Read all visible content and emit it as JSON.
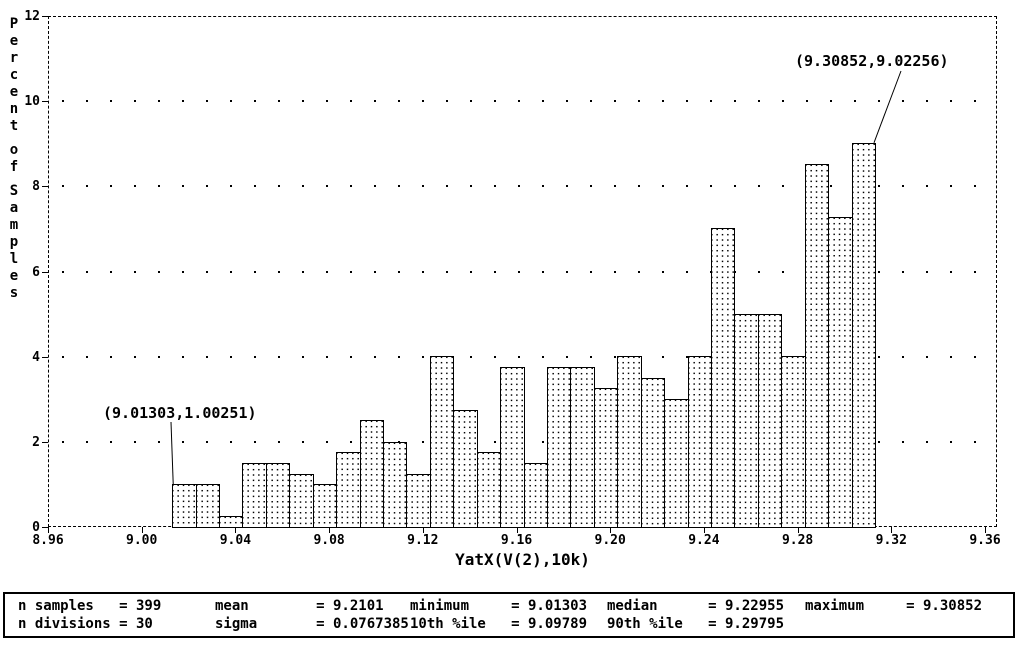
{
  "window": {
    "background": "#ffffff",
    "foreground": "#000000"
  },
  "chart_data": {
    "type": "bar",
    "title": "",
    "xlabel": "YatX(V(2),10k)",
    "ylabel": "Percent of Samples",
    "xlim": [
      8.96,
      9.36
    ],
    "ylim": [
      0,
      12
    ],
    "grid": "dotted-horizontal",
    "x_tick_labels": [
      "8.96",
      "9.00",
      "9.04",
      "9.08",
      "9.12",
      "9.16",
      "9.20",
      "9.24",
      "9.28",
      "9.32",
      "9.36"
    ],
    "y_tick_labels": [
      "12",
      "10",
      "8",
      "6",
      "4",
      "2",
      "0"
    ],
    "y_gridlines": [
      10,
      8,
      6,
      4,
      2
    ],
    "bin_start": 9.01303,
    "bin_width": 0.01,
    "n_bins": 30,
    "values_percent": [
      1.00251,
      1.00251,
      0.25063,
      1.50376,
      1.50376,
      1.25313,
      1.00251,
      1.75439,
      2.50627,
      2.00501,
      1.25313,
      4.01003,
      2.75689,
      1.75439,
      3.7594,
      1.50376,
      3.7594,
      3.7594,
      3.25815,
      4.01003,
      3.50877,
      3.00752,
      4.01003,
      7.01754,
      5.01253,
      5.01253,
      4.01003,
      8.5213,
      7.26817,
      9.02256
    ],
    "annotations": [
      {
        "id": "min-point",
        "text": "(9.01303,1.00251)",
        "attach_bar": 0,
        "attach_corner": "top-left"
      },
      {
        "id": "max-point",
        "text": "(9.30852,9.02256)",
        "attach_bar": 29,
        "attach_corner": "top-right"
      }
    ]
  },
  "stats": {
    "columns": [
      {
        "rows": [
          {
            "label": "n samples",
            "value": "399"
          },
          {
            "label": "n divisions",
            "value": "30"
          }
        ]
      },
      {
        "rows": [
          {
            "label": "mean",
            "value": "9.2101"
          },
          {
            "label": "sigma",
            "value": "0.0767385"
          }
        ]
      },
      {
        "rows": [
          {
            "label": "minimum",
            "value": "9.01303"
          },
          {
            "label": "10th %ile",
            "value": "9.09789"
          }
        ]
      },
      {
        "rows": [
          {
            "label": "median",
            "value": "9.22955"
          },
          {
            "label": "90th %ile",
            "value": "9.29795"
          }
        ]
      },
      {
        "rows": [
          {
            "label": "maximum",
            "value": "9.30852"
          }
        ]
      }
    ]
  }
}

> _What to work on_
Set the entries down again exactly. Do not include the images.

> _Written solution_
Read all visible content and emit it as JSON.
{
  "window": {
    "background": "#ffffff",
    "foreground": "#000000"
  },
  "chart_data": {
    "type": "bar",
    "title": "",
    "xlabel": "YatX(V(2),10k)",
    "ylabel": "Percent of Samples",
    "xlim": [
      8.96,
      9.36
    ],
    "ylim": [
      0,
      12
    ],
    "grid": "dotted-horizontal",
    "x_tick_labels": [
      "8.96",
      "9.00",
      "9.04",
      "9.08",
      "9.12",
      "9.16",
      "9.20",
      "9.24",
      "9.28",
      "9.32",
      "9.36"
    ],
    "y_tick_labels": [
      "12",
      "10",
      "8",
      "6",
      "4",
      "2",
      "0"
    ],
    "y_gridlines": [
      10,
      8,
      6,
      4,
      2
    ],
    "bin_start": 9.01303,
    "bin_width": 0.01,
    "n_bins": 30,
    "values_percent": [
      1.00251,
      1.00251,
      0.25063,
      1.50376,
      1.50376,
      1.25313,
      1.00251,
      1.75439,
      2.50627,
      2.00501,
      1.25313,
      4.01003,
      2.75689,
      1.75439,
      3.7594,
      1.50376,
      3.7594,
      3.7594,
      3.25815,
      4.01003,
      3.50877,
      3.00752,
      4.01003,
      7.01754,
      5.01253,
      5.01253,
      4.01003,
      8.5213,
      7.26817,
      9.02256
    ],
    "annotations": [
      {
        "id": "min-point",
        "text": "(9.01303,1.00251)",
        "attach_bar": 0,
        "attach_corner": "top-left"
      },
      {
        "id": "max-point",
        "text": "(9.30852,9.02256)",
        "attach_bar": 29,
        "attach_corner": "top-right"
      }
    ]
  },
  "stats": {
    "columns": [
      {
        "rows": [
          {
            "label": "n samples",
            "value": "399"
          },
          {
            "label": "n divisions",
            "value": "30"
          }
        ]
      },
      {
        "rows": [
          {
            "label": "mean",
            "value": "9.2101"
          },
          {
            "label": "sigma",
            "value": "0.0767385"
          }
        ]
      },
      {
        "rows": [
          {
            "label": "minimum",
            "value": "9.01303"
          },
          {
            "label": "10th %ile",
            "value": "9.09789"
          }
        ]
      },
      {
        "rows": [
          {
            "label": "median",
            "value": "9.22955"
          },
          {
            "label": "90th %ile",
            "value": "9.29795"
          }
        ]
      },
      {
        "rows": [
          {
            "label": "maximum",
            "value": "9.30852"
          }
        ]
      }
    ]
  }
}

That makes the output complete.